Excerpt from a dataset
════════

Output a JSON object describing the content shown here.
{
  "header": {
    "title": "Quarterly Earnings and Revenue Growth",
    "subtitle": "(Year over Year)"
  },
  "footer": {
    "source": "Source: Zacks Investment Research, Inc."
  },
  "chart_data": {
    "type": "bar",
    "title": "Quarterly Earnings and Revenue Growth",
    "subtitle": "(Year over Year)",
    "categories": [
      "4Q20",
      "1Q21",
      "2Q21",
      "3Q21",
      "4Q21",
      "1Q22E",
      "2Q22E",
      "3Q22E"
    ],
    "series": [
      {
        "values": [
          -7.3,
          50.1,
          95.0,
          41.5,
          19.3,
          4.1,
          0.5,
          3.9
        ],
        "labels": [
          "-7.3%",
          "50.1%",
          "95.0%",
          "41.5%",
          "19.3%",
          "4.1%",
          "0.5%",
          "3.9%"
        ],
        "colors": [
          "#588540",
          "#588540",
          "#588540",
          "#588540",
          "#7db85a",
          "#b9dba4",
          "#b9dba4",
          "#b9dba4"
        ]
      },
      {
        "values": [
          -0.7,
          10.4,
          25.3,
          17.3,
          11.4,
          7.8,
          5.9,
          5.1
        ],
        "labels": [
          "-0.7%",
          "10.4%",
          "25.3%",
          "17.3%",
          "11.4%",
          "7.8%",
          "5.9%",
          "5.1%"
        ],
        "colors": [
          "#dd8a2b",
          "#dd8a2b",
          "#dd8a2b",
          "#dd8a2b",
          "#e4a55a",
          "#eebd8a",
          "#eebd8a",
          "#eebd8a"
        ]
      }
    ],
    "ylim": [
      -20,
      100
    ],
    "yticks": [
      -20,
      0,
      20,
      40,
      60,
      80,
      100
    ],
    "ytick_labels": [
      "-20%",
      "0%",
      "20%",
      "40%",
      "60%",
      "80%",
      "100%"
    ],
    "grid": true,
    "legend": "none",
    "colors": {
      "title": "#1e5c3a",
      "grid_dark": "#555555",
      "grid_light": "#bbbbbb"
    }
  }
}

════════

#### [Task to complete]
Find all lines where the word "subtitle" appears. Copy them.

#### [Response below]
    "subtitle": "(Year over Year)"
    "subtitle": "(Year over Year)",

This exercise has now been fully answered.